Work to complete: List all lines in the material below that contain "triangle".

Extracted entries:
* * *

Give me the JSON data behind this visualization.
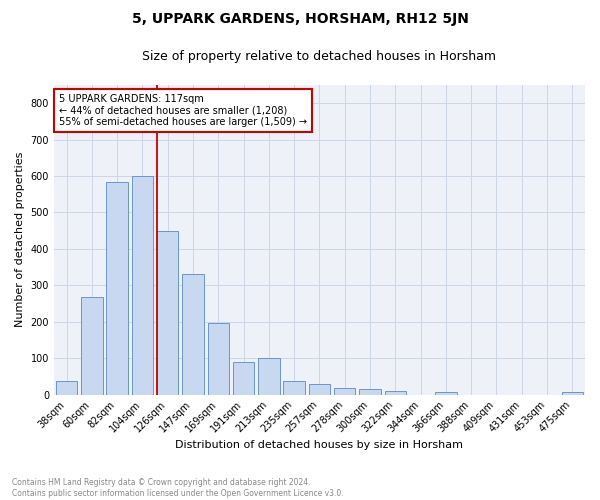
{
  "title": "5, UPPARK GARDENS, HORSHAM, RH12 5JN",
  "subtitle": "Size of property relative to detached houses in Horsham",
  "xlabel": "Distribution of detached houses by size in Horsham",
  "ylabel": "Number of detached properties",
  "categories": [
    "38sqm",
    "60sqm",
    "82sqm",
    "104sqm",
    "126sqm",
    "147sqm",
    "169sqm",
    "191sqm",
    "213sqm",
    "235sqm",
    "257sqm",
    "278sqm",
    "300sqm",
    "322sqm",
    "344sqm",
    "366sqm",
    "388sqm",
    "409sqm",
    "431sqm",
    "453sqm",
    "475sqm"
  ],
  "values": [
    38,
    267,
    583,
    601,
    450,
    330,
    196,
    90,
    101,
    38,
    30,
    18,
    15,
    10,
    0,
    8,
    0,
    0,
    0,
    0,
    8
  ],
  "bar_color": "#c8d8f0",
  "bar_edge_color": "#5a8ac6",
  "vline_x": 3.58,
  "vline_color": "#cc0000",
  "annotation_title": "5 UPPARK GARDENS: 117sqm",
  "annotation_line1": "← 44% of detached houses are smaller (1,208)",
  "annotation_line2": "55% of semi-detached houses are larger (1,509) →",
  "annotation_box_color": "#cc0000",
  "footer_line1": "Contains HM Land Registry data © Crown copyright and database right 2024.",
  "footer_line2": "Contains public sector information licensed under the Open Government Licence v3.0.",
  "ylim": [
    0,
    850
  ],
  "yticks": [
    0,
    100,
    200,
    300,
    400,
    500,
    600,
    700,
    800
  ],
  "grid_color": "#ccd6e8",
  "background_color": "#eef2f8",
  "title_fontsize": 10,
  "subtitle_fontsize": 9,
  "axis_label_fontsize": 8,
  "tick_fontsize": 7,
  "annotation_fontsize": 7,
  "footer_fontsize": 5.5
}
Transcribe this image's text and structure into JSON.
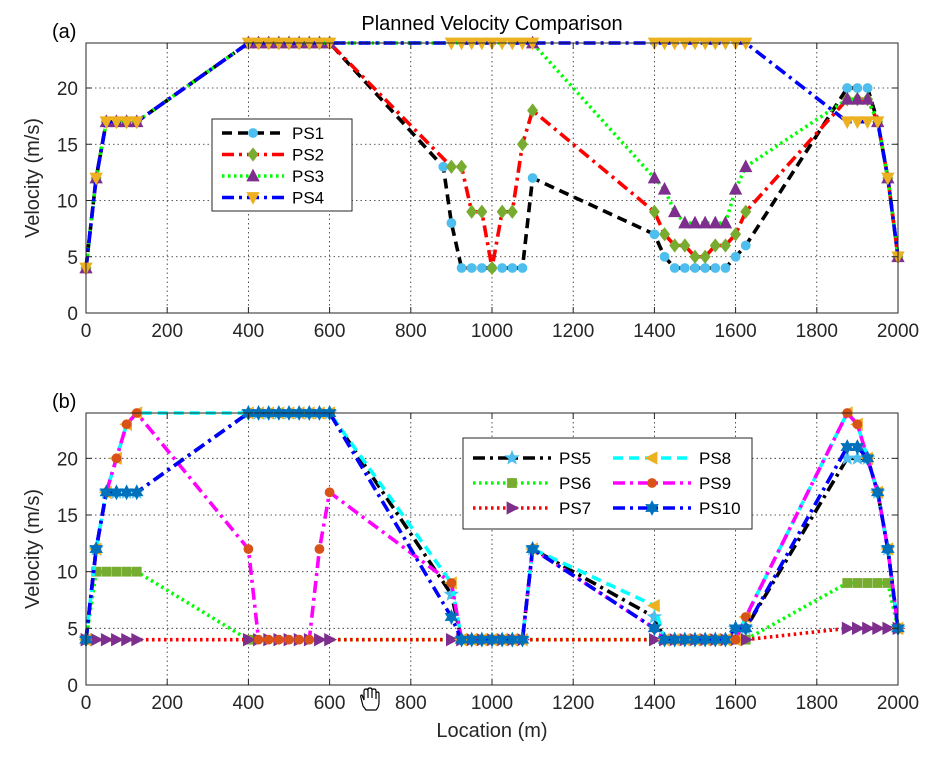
{
  "chart_data": [
    {
      "panel_label": "(a)",
      "type": "line",
      "title": "Planned Velocity Comparison",
      "xlabel": "",
      "ylabel": "Velocity (m/s)",
      "xlim": [
        0,
        2000
      ],
      "ylim": [
        0,
        24
      ],
      "xticks": [
        0,
        200,
        400,
        600,
        800,
        1000,
        1200,
        1400,
        1600,
        1800,
        2000
      ],
      "yticks": [
        0,
        5,
        10,
        15,
        20
      ],
      "grid": true,
      "legend_position": "middle-left",
      "series": [
        {
          "name": "PS1",
          "color": "#000000",
          "dash": "dashed",
          "marker": "circle",
          "marker_color": "#4DBEEE",
          "x": [
            0,
            25,
            50,
            75,
            100,
            125,
            400,
            425,
            450,
            475,
            500,
            525,
            550,
            575,
            600,
            880,
            900,
            925,
            950,
            975,
            1000,
            1025,
            1050,
            1075,
            1100,
            1400,
            1425,
            1450,
            1475,
            1500,
            1525,
            1550,
            1575,
            1600,
            1625,
            1875,
            1900,
            1925,
            1950,
            1975,
            2000
          ],
          "y": [
            4,
            12,
            17,
            17,
            17,
            17,
            24,
            24,
            24,
            24,
            24,
            24,
            24,
            24,
            24,
            13,
            8,
            4,
            4,
            4,
            4,
            4,
            4,
            4,
            12,
            7,
            5,
            4,
            4,
            4,
            4,
            4,
            4,
            5,
            6,
            20,
            20,
            20,
            17,
            12,
            5
          ]
        },
        {
          "name": "PS2",
          "color": "#FF0000",
          "dash": "dashdot",
          "marker": "diamond",
          "marker_color": "#77AC30",
          "x": [
            0,
            25,
            50,
            75,
            100,
            125,
            400,
            425,
            450,
            475,
            500,
            525,
            550,
            575,
            600,
            900,
            925,
            950,
            975,
            1000,
            1025,
            1050,
            1075,
            1100,
            1400,
            1425,
            1450,
            1475,
            1500,
            1525,
            1550,
            1575,
            1600,
            1625,
            1875,
            1900,
            1925,
            1950,
            1975,
            2000
          ],
          "y": [
            4,
            12,
            17,
            17,
            17,
            17,
            24,
            24,
            24,
            24,
            24,
            24,
            24,
            24,
            24,
            13,
            13,
            9,
            9,
            4,
            9,
            9,
            15,
            18,
            9,
            7,
            6,
            6,
            5,
            5,
            6,
            6,
            7,
            9,
            19,
            19,
            19,
            17,
            12,
            5
          ]
        },
        {
          "name": "PS3",
          "color": "#00FF00",
          "dash": "dotted",
          "marker": "triangle-up",
          "marker_color": "#7E2F8E",
          "x": [
            0,
            25,
            50,
            75,
            100,
            125,
            400,
            425,
            450,
            475,
            500,
            525,
            550,
            575,
            600,
            1100,
            1400,
            1425,
            1450,
            1475,
            1500,
            1525,
            1550,
            1575,
            1600,
            1625,
            1875,
            1900,
            1925,
            1950,
            1975,
            2000
          ],
          "y": [
            4,
            12,
            17,
            17,
            17,
            17,
            24,
            24,
            24,
            24,
            24,
            24,
            24,
            24,
            24,
            24,
            12,
            11,
            9,
            8,
            8,
            8,
            8,
            8,
            11,
            13,
            19,
            19,
            19,
            17,
            12,
            5
          ]
        },
        {
          "name": "PS4",
          "color": "#0000FF",
          "dash": "dashdot",
          "marker": "triangle-down",
          "marker_color": "#EDB120",
          "x": [
            0,
            25,
            50,
            75,
            100,
            125,
            400,
            425,
            450,
            475,
            500,
            525,
            550,
            575,
            600,
            900,
            925,
            950,
            975,
            1000,
            1025,
            1050,
            1075,
            1100,
            1400,
            1425,
            1450,
            1475,
            1500,
            1525,
            1550,
            1575,
            1600,
            1625,
            1875,
            1900,
            1925,
            1950,
            1975,
            2000
          ],
          "y": [
            4,
            12,
            17,
            17,
            17,
            17,
            24,
            24,
            24,
            24,
            24,
            24,
            24,
            24,
            24,
            24,
            24,
            24,
            24,
            24,
            24,
            24,
            24,
            24,
            24,
            24,
            24,
            24,
            24,
            24,
            24,
            24,
            24,
            24,
            17,
            17,
            17,
            17,
            12,
            5
          ]
        }
      ]
    },
    {
      "panel_label": "(b)",
      "type": "line",
      "title": "",
      "xlabel": "Location (m)",
      "ylabel": "Velocity (m/s)",
      "xlim": [
        0,
        2000
      ],
      "ylim": [
        0,
        24
      ],
      "xticks": [
        0,
        200,
        400,
        600,
        800,
        1000,
        1200,
        1400,
        1600,
        1800,
        2000
      ],
      "yticks": [
        0,
        5,
        10,
        15,
        20
      ],
      "grid": true,
      "legend_position": "top-right",
      "series": [
        {
          "name": "PS5",
          "color": "#000000",
          "dash": "dashdot",
          "marker": "star",
          "marker_color": "#4DBEEE",
          "x": [
            0,
            25,
            50,
            75,
            100,
            125,
            400,
            425,
            450,
            475,
            500,
            525,
            550,
            575,
            600,
            900,
            925,
            950,
            975,
            1000,
            1025,
            1050,
            1075,
            1100,
            1400,
            1425,
            1450,
            1475,
            1500,
            1525,
            1550,
            1575,
            1600,
            1625,
            1875,
            1900,
            1925,
            1950,
            1975,
            2000
          ],
          "y": [
            4,
            12,
            17,
            17,
            17,
            17,
            24,
            24,
            24,
            24,
            24,
            24,
            24,
            24,
            24,
            8,
            4,
            4,
            4,
            4,
            4,
            4,
            4,
            12,
            6,
            4,
            4,
            4,
            4,
            4,
            4,
            4,
            5,
            5,
            20,
            20,
            20,
            17,
            12,
            5
          ]
        },
        {
          "name": "PS6",
          "color": "#00FF00",
          "dash": "dotted",
          "marker": "square",
          "marker_color": "#77AC30",
          "x": [
            0,
            25,
            50,
            75,
            100,
            125,
            400,
            1600,
            1625,
            1875,
            1900,
            1925,
            1950,
            1975,
            2000
          ],
          "y": [
            4,
            10,
            10,
            10,
            10,
            10,
            4,
            4,
            4,
            9,
            9,
            9,
            9,
            9,
            5
          ]
        },
        {
          "name": "PS7",
          "color": "#FF0000",
          "dash": "dotted",
          "marker": "triangle-right",
          "marker_color": "#7E2F8E",
          "x": [
            0,
            25,
            50,
            75,
            100,
            125,
            400,
            425,
            450,
            475,
            500,
            525,
            550,
            575,
            600,
            900,
            925,
            950,
            975,
            1000,
            1025,
            1050,
            1075,
            1400,
            1425,
            1450,
            1475,
            1500,
            1525,
            1550,
            1575,
            1600,
            1625,
            1875,
            1900,
            1925,
            1950,
            1975,
            2000
          ],
          "y": [
            4,
            4,
            4,
            4,
            4,
            4,
            4,
            4,
            4,
            4,
            4,
            4,
            4,
            4,
            4,
            4,
            4,
            4,
            4,
            4,
            4,
            4,
            4,
            4,
            4,
            4,
            4,
            4,
            4,
            4,
            4,
            4,
            4,
            5,
            5,
            5,
            5,
            5,
            5
          ]
        },
        {
          "name": "PS8",
          "color": "#00FFFF",
          "dash": "dashed",
          "marker": "triangle-left",
          "marker_color": "#EDB120",
          "x": [
            0,
            25,
            50,
            75,
            100,
            125,
            400,
            425,
            450,
            475,
            500,
            525,
            550,
            575,
            600,
            900,
            925,
            950,
            975,
            1000,
            1025,
            1050,
            1075,
            1100,
            1400,
            1425,
            1450,
            1475,
            1500,
            1525,
            1550,
            1575,
            1600,
            1625,
            1875,
            1900,
            1925,
            1950,
            1975,
            2000
          ],
          "y": [
            4,
            12,
            17,
            20,
            23,
            24,
            24,
            24,
            24,
            24,
            24,
            24,
            24,
            24,
            24,
            9,
            4,
            4,
            4,
            4,
            4,
            4,
            4,
            12,
            7,
            4,
            4,
            4,
            4,
            4,
            4,
            4,
            4,
            6,
            24,
            23,
            20,
            17,
            12,
            5
          ]
        },
        {
          "name": "PS9",
          "color": "#FF00FF",
          "dash": "dashdot",
          "marker": "circle",
          "marker_color": "#D95319",
          "x": [
            0,
            25,
            50,
            75,
            100,
            125,
            400,
            425,
            450,
            475,
            500,
            525,
            550,
            575,
            600,
            900,
            925,
            950,
            975,
            1000,
            1025,
            1050,
            1075,
            1100,
            1400,
            1425,
            1450,
            1475,
            1500,
            1525,
            1550,
            1575,
            1600,
            1625,
            1875,
            1900,
            1925,
            1950,
            1975,
            2000
          ],
          "y": [
            4,
            12,
            17,
            20,
            23,
            24,
            12,
            4,
            4,
            4,
            4,
            4,
            4,
            12,
            17,
            9,
            4,
            4,
            4,
            4,
            4,
            4,
            4,
            12,
            5,
            4,
            4,
            4,
            4,
            4,
            4,
            4,
            4,
            6,
            24,
            23,
            20,
            17,
            12,
            5
          ]
        },
        {
          "name": "PS10",
          "color": "#0000FF",
          "dash": "dashdot",
          "marker": "hexagram",
          "marker_color": "#0072BD",
          "x": [
            0,
            25,
            50,
            75,
            100,
            125,
            400,
            425,
            450,
            475,
            500,
            525,
            550,
            575,
            600,
            900,
            925,
            950,
            975,
            1000,
            1025,
            1050,
            1075,
            1100,
            1400,
            1425,
            1450,
            1475,
            1500,
            1525,
            1550,
            1575,
            1600,
            1625,
            1875,
            1900,
            1925,
            1950,
            1975,
            2000
          ],
          "y": [
            4,
            12,
            17,
            17,
            17,
            17,
            24,
            24,
            24,
            24,
            24,
            24,
            24,
            24,
            24,
            6,
            4,
            4,
            4,
            4,
            4,
            4,
            4,
            12,
            5,
            4,
            4,
            4,
            4,
            4,
            4,
            4,
            5,
            5,
            21,
            21,
            20,
            17,
            12,
            5
          ]
        }
      ]
    }
  ]
}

* * *

Answer to this task:
          "marker": "triangle-up",
          "marker": "triangle-down",
          "marker": "triangle-right",
          "marker": "triangle-left",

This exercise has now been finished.